• _DATA EXTRACT_:

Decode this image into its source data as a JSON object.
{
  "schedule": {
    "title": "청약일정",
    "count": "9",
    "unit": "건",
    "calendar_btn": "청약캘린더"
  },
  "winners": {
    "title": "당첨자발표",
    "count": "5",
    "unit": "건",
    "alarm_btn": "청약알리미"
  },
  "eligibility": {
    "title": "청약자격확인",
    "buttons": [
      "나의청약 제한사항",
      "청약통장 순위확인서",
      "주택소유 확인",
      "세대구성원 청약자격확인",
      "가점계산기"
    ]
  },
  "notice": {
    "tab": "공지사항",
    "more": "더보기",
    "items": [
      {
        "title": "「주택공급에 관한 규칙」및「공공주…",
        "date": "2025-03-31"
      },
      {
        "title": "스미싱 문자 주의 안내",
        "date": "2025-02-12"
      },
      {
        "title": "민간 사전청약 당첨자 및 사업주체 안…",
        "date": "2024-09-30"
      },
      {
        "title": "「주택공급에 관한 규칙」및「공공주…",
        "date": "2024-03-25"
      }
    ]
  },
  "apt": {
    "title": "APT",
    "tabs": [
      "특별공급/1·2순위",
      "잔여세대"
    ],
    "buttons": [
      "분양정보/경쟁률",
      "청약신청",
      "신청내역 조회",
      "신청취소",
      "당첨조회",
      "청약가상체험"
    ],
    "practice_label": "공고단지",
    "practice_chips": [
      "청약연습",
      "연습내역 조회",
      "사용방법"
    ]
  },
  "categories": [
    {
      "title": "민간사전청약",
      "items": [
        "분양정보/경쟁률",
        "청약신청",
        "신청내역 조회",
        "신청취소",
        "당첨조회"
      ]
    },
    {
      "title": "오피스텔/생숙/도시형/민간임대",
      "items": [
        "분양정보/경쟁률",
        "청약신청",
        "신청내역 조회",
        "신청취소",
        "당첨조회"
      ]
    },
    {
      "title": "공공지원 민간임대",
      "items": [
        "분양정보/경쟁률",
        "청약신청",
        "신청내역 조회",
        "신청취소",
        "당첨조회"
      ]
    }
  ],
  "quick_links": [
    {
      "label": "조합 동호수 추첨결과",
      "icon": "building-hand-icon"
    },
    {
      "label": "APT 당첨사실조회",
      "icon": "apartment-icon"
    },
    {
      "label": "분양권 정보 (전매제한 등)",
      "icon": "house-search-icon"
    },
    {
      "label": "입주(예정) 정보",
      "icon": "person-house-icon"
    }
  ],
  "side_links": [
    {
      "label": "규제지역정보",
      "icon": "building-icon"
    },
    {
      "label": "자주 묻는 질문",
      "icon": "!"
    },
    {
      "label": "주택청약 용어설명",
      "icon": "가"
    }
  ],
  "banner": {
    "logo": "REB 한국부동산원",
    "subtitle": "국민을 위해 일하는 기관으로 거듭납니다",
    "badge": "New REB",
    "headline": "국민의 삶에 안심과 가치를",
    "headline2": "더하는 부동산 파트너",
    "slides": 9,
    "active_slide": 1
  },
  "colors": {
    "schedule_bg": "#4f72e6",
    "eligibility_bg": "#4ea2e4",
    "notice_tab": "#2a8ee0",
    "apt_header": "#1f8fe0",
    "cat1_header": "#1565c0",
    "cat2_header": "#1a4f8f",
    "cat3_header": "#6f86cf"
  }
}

• _GIVEN PROBLEM_:
Extract every line above exactly as it stands.

• _COMPLETED EXERCISE_:
Decode this image into its source data as a JSON object.
{
  "schedule": {
    "title": "청약일정",
    "count": "9",
    "unit": "건",
    "calendar_btn": "청약캘린더"
  },
  "winners": {
    "title": "당첨자발표",
    "count": "5",
    "unit": "건",
    "alarm_btn": "청약알리미"
  },
  "eligibility": {
    "title": "청약자격확인",
    "buttons": [
      "나의청약 제한사항",
      "청약통장 순위확인서",
      "주택소유 확인",
      "세대구성원 청약자격확인",
      "가점계산기"
    ]
  },
  "notice": {
    "tab": "공지사항",
    "more": "더보기",
    "items": [
      {
        "title": "「주택공급에 관한 규칙」및「공공주…",
        "date": "2025-03-31"
      },
      {
        "title": "스미싱 문자 주의 안내",
        "date": "2025-02-12"
      },
      {
        "title": "민간 사전청약 당첨자 및 사업주체 안…",
        "date": "2024-09-30"
      },
      {
        "title": "「주택공급에 관한 규칙」및「공공주…",
        "date": "2024-03-25"
      }
    ]
  },
  "apt": {
    "title": "APT",
    "tabs": [
      "특별공급/1·2순위",
      "잔여세대"
    ],
    "buttons": [
      "분양정보/경쟁률",
      "청약신청",
      "신청내역 조회",
      "신청취소",
      "당첨조회",
      "청약가상체험"
    ],
    "practice_label": "공고단지",
    "practice_chips": [
      "청약연습",
      "연습내역 조회",
      "사용방법"
    ]
  },
  "categories": [
    {
      "title": "민간사전청약",
      "items": [
        "분양정보/경쟁률",
        "청약신청",
        "신청내역 조회",
        "신청취소",
        "당첨조회"
      ]
    },
    {
      "title": "오피스텔/생숙/도시형/민간임대",
      "items": [
        "분양정보/경쟁률",
        "청약신청",
        "신청내역 조회",
        "신청취소",
        "당첨조회"
      ]
    },
    {
      "title": "공공지원 민간임대",
      "items": [
        "분양정보/경쟁률",
        "청약신청",
        "신청내역 조회",
        "신청취소",
        "당첨조회"
      ]
    }
  ],
  "quick_links": [
    {
      "label": "조합 동호수 추첨결과",
      "icon": "building-hand-icon"
    },
    {
      "label": "APT 당첨사실조회",
      "icon": "apartment-icon"
    },
    {
      "label": "분양권 정보 (전매제한 등)",
      "icon": "house-search-icon"
    },
    {
      "label": "입주(예정) 정보",
      "icon": "person-house-icon"
    }
  ],
  "side_links": [
    {
      "label": "규제지역정보",
      "icon": "building-icon"
    },
    {
      "label": "자주 묻는 질문",
      "icon": "!"
    },
    {
      "label": "주택청약 용어설명",
      "icon": "가"
    }
  ],
  "banner": {
    "logo": "REB 한국부동산원",
    "subtitle": "국민을 위해 일하는 기관으로 거듭납니다",
    "badge": "New REB",
    "headline": "국민의 삶에 안심과 가치를",
    "headline2": "더하는 부동산 파트너",
    "slides": 9,
    "active_slide": 1
  },
  "colors": {
    "schedule_bg": "#4f72e6",
    "eligibility_bg": "#4ea2e4",
    "notice_tab": "#2a8ee0",
    "apt_header": "#1f8fe0",
    "cat1_header": "#1565c0",
    "cat2_header": "#1a4f8f",
    "cat3_header": "#6f86cf"
  }
}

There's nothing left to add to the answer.